▽
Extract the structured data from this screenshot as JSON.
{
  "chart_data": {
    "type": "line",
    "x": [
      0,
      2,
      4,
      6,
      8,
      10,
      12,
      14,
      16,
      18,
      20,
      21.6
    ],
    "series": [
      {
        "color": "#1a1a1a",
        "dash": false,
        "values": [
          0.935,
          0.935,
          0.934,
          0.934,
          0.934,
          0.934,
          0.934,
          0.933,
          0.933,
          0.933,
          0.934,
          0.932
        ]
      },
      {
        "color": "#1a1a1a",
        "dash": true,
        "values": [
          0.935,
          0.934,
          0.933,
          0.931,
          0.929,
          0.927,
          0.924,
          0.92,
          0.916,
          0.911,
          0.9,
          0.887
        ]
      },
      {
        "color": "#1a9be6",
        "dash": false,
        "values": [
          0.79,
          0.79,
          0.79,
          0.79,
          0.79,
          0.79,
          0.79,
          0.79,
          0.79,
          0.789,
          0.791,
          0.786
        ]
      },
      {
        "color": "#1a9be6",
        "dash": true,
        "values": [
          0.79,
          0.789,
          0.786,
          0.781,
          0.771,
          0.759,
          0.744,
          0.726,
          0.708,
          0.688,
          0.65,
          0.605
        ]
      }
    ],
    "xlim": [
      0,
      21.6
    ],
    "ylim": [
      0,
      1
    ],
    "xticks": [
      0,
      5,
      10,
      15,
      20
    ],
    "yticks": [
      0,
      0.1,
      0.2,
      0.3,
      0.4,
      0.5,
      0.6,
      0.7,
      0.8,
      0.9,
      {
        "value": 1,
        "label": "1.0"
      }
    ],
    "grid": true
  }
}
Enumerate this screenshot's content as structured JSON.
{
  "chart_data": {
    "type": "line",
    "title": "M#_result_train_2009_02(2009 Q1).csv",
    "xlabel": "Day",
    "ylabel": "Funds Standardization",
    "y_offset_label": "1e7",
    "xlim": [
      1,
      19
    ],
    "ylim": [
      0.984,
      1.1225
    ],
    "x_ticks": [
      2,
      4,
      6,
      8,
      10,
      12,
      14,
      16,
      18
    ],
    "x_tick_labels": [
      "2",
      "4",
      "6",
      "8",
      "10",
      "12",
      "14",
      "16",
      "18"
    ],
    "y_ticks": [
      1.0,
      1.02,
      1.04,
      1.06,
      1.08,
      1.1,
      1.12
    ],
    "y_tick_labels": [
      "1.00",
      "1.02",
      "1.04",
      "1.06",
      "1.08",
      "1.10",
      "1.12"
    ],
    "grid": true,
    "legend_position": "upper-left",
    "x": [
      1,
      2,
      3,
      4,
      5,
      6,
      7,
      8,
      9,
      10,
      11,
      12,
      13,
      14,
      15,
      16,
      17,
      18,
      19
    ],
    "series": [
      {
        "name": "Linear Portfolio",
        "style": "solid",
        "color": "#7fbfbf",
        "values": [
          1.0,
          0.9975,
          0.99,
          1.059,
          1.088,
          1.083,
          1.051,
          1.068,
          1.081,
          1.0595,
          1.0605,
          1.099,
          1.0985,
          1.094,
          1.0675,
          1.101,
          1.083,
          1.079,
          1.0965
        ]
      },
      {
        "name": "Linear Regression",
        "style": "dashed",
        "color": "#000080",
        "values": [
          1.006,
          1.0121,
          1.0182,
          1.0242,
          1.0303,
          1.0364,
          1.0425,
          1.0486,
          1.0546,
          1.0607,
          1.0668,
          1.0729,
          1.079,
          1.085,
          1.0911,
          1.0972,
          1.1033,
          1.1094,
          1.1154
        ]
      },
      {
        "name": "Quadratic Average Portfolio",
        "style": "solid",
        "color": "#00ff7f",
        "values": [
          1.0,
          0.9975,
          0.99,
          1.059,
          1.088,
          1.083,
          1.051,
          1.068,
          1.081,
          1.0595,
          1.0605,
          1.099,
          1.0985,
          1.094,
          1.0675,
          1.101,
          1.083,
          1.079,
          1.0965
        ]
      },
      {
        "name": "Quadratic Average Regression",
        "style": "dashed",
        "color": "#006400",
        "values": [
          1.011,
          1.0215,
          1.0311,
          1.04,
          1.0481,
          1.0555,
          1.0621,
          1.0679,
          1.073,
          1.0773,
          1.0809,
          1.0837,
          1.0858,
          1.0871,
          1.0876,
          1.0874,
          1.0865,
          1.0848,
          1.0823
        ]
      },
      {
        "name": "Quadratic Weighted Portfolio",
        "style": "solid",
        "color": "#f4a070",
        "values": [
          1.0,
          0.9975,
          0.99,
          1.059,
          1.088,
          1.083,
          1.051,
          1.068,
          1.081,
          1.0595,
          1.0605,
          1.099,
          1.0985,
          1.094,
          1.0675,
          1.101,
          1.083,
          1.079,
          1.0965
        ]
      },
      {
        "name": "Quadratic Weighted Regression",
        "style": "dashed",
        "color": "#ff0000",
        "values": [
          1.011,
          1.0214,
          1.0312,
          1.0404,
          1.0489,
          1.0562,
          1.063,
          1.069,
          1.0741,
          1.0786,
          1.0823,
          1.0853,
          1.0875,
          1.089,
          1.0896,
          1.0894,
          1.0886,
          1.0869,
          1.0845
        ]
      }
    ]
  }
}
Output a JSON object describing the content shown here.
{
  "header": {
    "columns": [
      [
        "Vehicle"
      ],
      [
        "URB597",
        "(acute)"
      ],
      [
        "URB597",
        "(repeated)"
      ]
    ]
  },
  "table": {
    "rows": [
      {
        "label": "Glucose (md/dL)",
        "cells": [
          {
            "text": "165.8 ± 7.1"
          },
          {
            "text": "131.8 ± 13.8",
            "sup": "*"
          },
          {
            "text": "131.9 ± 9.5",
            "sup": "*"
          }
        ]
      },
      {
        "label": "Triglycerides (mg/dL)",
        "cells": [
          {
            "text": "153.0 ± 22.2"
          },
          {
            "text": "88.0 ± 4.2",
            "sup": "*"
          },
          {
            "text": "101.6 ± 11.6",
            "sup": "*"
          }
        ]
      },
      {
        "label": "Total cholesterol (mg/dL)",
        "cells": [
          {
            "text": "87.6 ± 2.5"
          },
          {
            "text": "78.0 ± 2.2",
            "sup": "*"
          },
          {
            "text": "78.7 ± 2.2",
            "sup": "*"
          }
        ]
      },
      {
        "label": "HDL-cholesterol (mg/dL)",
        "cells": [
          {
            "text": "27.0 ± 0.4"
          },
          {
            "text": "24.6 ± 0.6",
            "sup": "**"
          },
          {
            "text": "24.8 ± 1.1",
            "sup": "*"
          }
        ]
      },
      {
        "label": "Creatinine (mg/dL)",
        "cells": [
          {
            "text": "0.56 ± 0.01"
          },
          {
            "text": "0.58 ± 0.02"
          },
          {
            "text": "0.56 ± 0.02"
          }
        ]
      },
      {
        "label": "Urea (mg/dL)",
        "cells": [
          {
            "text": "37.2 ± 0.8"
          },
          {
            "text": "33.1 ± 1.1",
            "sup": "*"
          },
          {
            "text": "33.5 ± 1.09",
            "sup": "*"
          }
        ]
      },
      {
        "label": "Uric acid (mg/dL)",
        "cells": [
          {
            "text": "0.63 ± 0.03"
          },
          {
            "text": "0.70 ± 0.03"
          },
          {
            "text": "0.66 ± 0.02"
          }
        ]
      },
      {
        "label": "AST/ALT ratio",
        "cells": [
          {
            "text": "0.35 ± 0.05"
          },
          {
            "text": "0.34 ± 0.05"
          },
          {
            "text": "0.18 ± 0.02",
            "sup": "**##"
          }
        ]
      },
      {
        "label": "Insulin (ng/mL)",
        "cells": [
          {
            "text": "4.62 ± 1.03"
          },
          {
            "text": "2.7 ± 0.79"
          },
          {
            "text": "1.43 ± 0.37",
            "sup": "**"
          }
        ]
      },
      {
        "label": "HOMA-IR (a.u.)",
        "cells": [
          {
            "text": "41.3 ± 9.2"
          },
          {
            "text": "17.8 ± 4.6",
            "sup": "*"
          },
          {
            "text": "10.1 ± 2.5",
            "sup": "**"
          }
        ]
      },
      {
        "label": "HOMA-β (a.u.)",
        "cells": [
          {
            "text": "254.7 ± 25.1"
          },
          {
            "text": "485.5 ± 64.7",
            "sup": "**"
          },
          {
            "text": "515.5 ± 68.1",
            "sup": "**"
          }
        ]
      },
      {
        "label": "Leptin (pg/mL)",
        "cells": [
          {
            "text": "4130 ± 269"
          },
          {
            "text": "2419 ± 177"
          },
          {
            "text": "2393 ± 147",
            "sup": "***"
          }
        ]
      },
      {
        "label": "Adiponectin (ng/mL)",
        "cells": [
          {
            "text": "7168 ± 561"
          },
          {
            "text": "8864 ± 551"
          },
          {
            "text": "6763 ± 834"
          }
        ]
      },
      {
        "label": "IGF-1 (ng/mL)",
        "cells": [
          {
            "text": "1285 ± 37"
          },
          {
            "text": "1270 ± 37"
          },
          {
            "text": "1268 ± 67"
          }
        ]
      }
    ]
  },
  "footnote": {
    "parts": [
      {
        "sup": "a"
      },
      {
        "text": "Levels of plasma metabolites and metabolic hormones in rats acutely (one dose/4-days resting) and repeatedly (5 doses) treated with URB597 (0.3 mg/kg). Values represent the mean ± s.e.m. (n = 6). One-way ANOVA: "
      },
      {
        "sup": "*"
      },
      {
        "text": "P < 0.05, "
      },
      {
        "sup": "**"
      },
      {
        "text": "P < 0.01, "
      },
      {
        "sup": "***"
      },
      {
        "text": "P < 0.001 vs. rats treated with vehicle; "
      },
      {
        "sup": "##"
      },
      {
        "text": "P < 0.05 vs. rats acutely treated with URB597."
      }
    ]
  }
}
△
EXERCISE ▸ Filter the records above for "Linear" and copy every matching line.

RESULT OF THIS EXERCISE ▸
        "name": "Linear Portfolio",
        "name": "Linear Regression",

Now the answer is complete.